* _Challenge_
Output the records exactly. Include every line.
----
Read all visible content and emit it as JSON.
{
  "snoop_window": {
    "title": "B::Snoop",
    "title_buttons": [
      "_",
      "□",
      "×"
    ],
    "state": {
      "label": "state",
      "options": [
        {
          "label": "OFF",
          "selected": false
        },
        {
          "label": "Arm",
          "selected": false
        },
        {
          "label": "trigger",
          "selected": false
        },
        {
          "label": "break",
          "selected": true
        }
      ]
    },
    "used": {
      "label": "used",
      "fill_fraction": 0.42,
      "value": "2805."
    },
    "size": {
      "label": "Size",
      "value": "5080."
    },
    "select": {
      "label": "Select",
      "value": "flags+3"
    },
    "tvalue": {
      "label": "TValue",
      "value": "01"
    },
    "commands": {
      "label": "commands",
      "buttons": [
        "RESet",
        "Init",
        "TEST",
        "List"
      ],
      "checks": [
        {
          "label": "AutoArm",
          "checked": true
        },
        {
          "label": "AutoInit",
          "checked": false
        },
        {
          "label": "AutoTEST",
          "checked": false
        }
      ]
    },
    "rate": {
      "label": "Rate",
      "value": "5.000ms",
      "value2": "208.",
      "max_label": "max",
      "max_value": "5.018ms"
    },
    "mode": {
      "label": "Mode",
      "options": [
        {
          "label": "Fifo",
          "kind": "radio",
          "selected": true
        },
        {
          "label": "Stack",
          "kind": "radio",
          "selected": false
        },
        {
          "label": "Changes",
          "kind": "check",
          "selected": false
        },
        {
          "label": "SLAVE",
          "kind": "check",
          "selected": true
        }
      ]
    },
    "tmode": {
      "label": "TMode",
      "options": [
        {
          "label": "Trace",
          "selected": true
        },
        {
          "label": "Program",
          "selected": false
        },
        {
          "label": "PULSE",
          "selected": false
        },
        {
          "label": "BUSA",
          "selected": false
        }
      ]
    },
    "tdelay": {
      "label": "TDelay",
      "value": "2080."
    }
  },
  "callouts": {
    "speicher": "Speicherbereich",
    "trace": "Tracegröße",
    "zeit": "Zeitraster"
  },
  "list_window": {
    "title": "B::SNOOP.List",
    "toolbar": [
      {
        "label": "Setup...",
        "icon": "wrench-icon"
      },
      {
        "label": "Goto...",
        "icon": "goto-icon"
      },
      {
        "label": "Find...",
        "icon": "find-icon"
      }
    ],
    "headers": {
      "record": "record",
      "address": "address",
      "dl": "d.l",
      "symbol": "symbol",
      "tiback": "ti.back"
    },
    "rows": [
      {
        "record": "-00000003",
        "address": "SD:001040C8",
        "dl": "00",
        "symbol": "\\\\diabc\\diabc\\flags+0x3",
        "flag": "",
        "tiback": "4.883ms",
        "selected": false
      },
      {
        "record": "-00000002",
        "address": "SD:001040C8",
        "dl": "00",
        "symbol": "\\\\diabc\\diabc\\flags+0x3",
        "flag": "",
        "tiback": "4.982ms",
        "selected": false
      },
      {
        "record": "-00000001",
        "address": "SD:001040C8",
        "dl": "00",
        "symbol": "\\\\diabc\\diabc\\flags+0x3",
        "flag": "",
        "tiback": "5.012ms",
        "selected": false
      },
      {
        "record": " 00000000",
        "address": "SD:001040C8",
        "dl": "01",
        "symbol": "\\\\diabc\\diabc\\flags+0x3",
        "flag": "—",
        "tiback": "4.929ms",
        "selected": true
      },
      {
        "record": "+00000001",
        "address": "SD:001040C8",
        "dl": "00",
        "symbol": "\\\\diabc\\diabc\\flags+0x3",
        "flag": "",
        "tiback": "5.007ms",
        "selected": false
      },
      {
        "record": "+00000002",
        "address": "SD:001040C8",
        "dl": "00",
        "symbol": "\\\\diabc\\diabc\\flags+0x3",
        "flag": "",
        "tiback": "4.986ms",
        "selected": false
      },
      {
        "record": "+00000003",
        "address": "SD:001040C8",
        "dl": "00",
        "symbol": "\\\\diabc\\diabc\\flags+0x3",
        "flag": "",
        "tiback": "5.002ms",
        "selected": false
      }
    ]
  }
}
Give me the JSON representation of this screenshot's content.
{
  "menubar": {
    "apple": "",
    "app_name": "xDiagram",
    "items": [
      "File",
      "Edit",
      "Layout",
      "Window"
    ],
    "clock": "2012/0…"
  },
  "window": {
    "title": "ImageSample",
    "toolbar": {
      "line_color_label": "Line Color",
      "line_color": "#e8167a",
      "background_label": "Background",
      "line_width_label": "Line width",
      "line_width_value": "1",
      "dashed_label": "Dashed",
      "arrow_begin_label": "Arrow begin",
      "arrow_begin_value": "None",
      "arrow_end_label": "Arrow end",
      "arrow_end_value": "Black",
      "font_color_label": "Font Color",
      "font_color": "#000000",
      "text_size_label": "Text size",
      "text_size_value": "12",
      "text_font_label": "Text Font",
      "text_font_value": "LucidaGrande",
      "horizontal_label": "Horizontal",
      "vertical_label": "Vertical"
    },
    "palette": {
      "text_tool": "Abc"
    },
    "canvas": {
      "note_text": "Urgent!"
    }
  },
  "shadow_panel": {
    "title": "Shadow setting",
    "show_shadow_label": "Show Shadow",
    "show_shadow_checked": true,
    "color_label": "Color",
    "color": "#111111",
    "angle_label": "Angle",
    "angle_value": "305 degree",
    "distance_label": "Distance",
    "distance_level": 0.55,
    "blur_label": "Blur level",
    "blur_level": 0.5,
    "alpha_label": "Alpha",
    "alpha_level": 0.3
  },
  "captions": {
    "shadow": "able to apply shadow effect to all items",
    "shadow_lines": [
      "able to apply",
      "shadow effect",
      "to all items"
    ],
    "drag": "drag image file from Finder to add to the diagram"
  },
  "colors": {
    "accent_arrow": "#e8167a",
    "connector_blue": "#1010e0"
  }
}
----
* _Exercise answer_
Read all visible content and emit it as JSON.
{
  "snoop_window": {
    "title": "B::Snoop",
    "title_buttons": [
      "_",
      "□",
      "×"
    ],
    "state": {
      "label": "state",
      "options": [
        {
          "label": "OFF",
          "selected": false
        },
        {
          "label": "Arm",
          "selected": false
        },
        {
          "label": "trigger",
          "selected": false
        },
        {
          "label": "break",
          "selected": true
        }
      ]
    },
    "used": {
      "label": "used",
      "fill_fraction": 0.42,
      "value": "2805."
    },
    "size": {
      "label": "Size",
      "value": "5080."
    },
    "select": {
      "label": "Select",
      "value": "flags+3"
    },
    "tvalue": {
      "label": "TValue",
      "value": "01"
    },
    "commands": {
      "label": "commands",
      "buttons": [
        "RESet",
        "Init",
        "TEST",
        "List"
      ],
      "checks": [
        {
          "label": "AutoArm",
          "checked": true
        },
        {
          "label": "AutoInit",
          "checked": false
        },
        {
          "label": "AutoTEST",
          "checked": false
        }
      ]
    },
    "rate": {
      "label": "Rate",
      "value": "5.000ms",
      "value2": "208.",
      "max_label": "max",
      "max_value": "5.018ms"
    },
    "mode": {
      "label": "Mode",
      "options": [
        {
          "label": "Fifo",
          "kind": "radio",
          "selected": true
        },
        {
          "label": "Stack",
          "kind": "radio",
          "selected": false
        },
        {
          "label": "Changes",
          "kind": "check",
          "selected": false
        },
        {
          "label": "SLAVE",
          "kind": "check",
          "selected": true
        }
      ]
    },
    "tmode": {
      "label": "TMode",
      "options": [
        {
          "label": "Trace",
          "selected": true
        },
        {
          "label": "Program",
          "selected": false
        },
        {
          "label": "PULSE",
          "selected": false
        },
        {
          "label": "BUSA",
          "selected": false
        }
      ]
    },
    "tdelay": {
      "label": "TDelay",
      "value": "2080."
    }
  },
  "callouts": {
    "speicher": "Speicherbereich",
    "trace": "Tracegröße",
    "zeit": "Zeitraster"
  },
  "list_window": {
    "title": "B::SNOOP.List",
    "toolbar": [
      {
        "label": "Setup...",
        "icon": "wrench-icon"
      },
      {
        "label": "Goto...",
        "icon": "goto-icon"
      },
      {
        "label": "Find...",
        "icon": "find-icon"
      }
    ],
    "headers": {
      "record": "record",
      "address": "address",
      "dl": "d.l",
      "symbol": "symbol",
      "tiback": "ti.back"
    },
    "rows": [
      {
        "record": "-00000003",
        "address": "SD:001040C8",
        "dl": "00",
        "symbol": "\\\\diabc\\diabc\\flags+0x3",
        "flag": "",
        "tiback": "4.883ms",
        "selected": false
      },
      {
        "record": "-00000002",
        "address": "SD:001040C8",
        "dl": "00",
        "symbol": "\\\\diabc\\diabc\\flags+0x3",
        "flag": "",
        "tiback": "4.982ms",
        "selected": false
      },
      {
        "record": "-00000001",
        "address": "SD:001040C8",
        "dl": "00",
        "symbol": "\\\\diabc\\diabc\\flags+0x3",
        "flag": "",
        "tiback": "5.012ms",
        "selected": false
      },
      {
        "record": " 00000000",
        "address": "SD:001040C8",
        "dl": "01",
        "symbol": "\\\\diabc\\diabc\\flags+0x3",
        "flag": "—",
        "tiback": "4.929ms",
        "selected": true
      },
      {
        "record": "+00000001",
        "address": "SD:001040C8",
        "dl": "00",
        "symbol": "\\\\diabc\\diabc\\flags+0x3",
        "flag": "",
        "tiback": "5.007ms",
        "selected": false
      },
      {
        "record": "+00000002",
        "address": "SD:001040C8",
        "dl": "00",
        "symbol": "\\\\diabc\\diabc\\flags+0x3",
        "flag": "",
        "tiback": "4.986ms",
        "selected": false
      },
      {
        "record": "+00000003",
        "address": "SD:001040C8",
        "dl": "00",
        "symbol": "\\\\diabc\\diabc\\flags+0x3",
        "flag": "",
        "tiback": "5.002ms",
        "selected": false
      }
    ]
  }
}
Give me the JSON representation of this screenshot's content.
{
  "menubar": {
    "apple": "",
    "app_name": "xDiagram",
    "items": [
      "File",
      "Edit",
      "Layout",
      "Window"
    ],
    "clock": "2012/0…"
  },
  "window": {
    "title": "ImageSample",
    "toolbar": {
      "line_color_label": "Line Color",
      "line_color": "#e8167a",
      "background_label": "Background",
      "line_width_label": "Line width",
      "line_width_value": "1",
      "dashed_label": "Dashed",
      "arrow_begin_label": "Arrow begin",
      "arrow_begin_value": "None",
      "arrow_end_label": "Arrow end",
      "arrow_end_value": "Black",
      "font_color_label": "Font Color",
      "font_color": "#000000",
      "text_size_label": "Text size",
      "text_size_value": "12",
      "text_font_label": "Text Font",
      "text_font_value": "LucidaGrande",
      "horizontal_label": "Horizontal",
      "vertical_label": "Vertical"
    },
    "palette": {
      "text_tool": "Abc"
    },
    "canvas": {
      "note_text": "Urgent!"
    }
  },
  "shadow_panel": {
    "title": "Shadow setting",
    "show_shadow_label": "Show Shadow",
    "show_shadow_checked": true,
    "color_label": "Color",
    "color": "#111111",
    "angle_label": "Angle",
    "angle_value": "305 degree",
    "distance_label": "Distance",
    "distance_level": 0.55,
    "blur_label": "Blur level",
    "blur_level": 0.5,
    "alpha_label": "Alpha",
    "alpha_level": 0.3
  },
  "captions": {
    "shadow": "able to apply shadow effect to all items",
    "shadow_lines": [
      "able to apply",
      "shadow effect",
      "to all items"
    ],
    "drag": "drag image file from Finder to add to the diagram"
  },
  "colors": {
    "accent_arrow": "#e8167a",
    "connector_blue": "#1010e0"
  }
}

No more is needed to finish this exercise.